Your task ▸ Find the lines in these entries that include the word "coordinate" and state how many there are, with no other words.

Chart and figure data:
+++

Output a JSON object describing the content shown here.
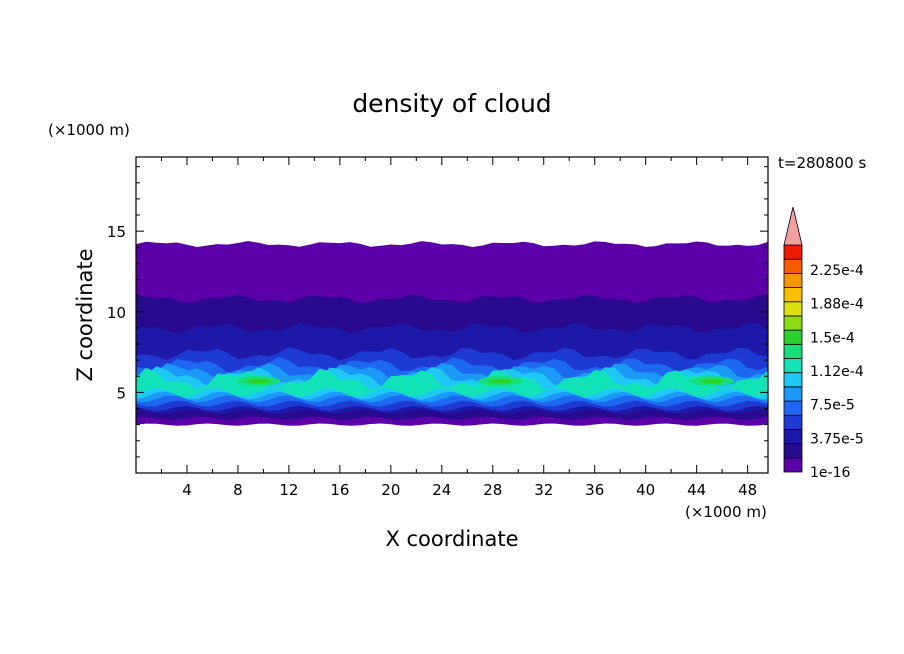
{
  "chart_data": {
    "type": "heatmap",
    "title": "density of cloud",
    "xlabel": "X coordinate",
    "ylabel": "Z coordinate",
    "x_unit": "(×1000 m)",
    "y_unit": "(×1000 m)",
    "time_label": "t=280800 s",
    "xlim": [
      0,
      49.6
    ],
    "ylim": [
      0,
      19.6
    ],
    "x_ticks": [
      4,
      8,
      12,
      16,
      20,
      24,
      28,
      32,
      36,
      40,
      44,
      48
    ],
    "x_tick_labels": [
      "4",
      "8",
      "12",
      "16",
      "20",
      "24",
      "28",
      "32",
      "36",
      "40",
      "44",
      "48"
    ],
    "y_ticks": [
      5,
      10,
      15
    ],
    "y_tick_labels": [
      "5",
      "10",
      "15"
    ],
    "colorbar": {
      "labels": [
        "2.25e-4",
        "1.88e-4",
        "1.5e-4",
        "1.12e-4",
        "7.5e-5",
        "3.75e-5",
        "1e-16"
      ],
      "colors": [
        "#5b00a8",
        "#2a0a8c",
        "#1c18a8",
        "#1f3ad2",
        "#1d68f0",
        "#1c98f6",
        "#1ec8f6",
        "#12e2b8",
        "#14e07a",
        "#2cd22c",
        "#8cdc14",
        "#dce010",
        "#f8c000",
        "#f89400",
        "#f85c00",
        "#f01a00"
      ],
      "extend_color": "#f4a0a0"
    },
    "cloud_layers": [
      {
        "level": 0,
        "z_bottom": 3.0,
        "z_top": 14.2
      },
      {
        "level": 1,
        "z_bottom": 3.4,
        "z_top": 10.8
      },
      {
        "level": 2,
        "z_bottom": 3.8,
        "z_top": 9.0
      },
      {
        "level": 3,
        "z_bottom": 4.0,
        "z_top": 7.4
      },
      {
        "level": 4,
        "z_bottom": 4.3,
        "z_top": 6.7
      },
      {
        "level": 5,
        "z_bottom": 4.6,
        "z_top": 6.3
      },
      {
        "level": 6,
        "z_bottom": 4.8,
        "z_top": 6.0
      },
      {
        "level": 7,
        "z_bottom": 5.0,
        "z_top": 5.8
      }
    ],
    "peak_cores": [
      {
        "x": 9.6,
        "z": 5.7,
        "level": 9
      },
      {
        "x": 28.6,
        "z": 5.7,
        "level": 9
      },
      {
        "x": 45.2,
        "z": 5.7,
        "level": 9
      }
    ]
  }
}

+++

Finished answer ▸ 2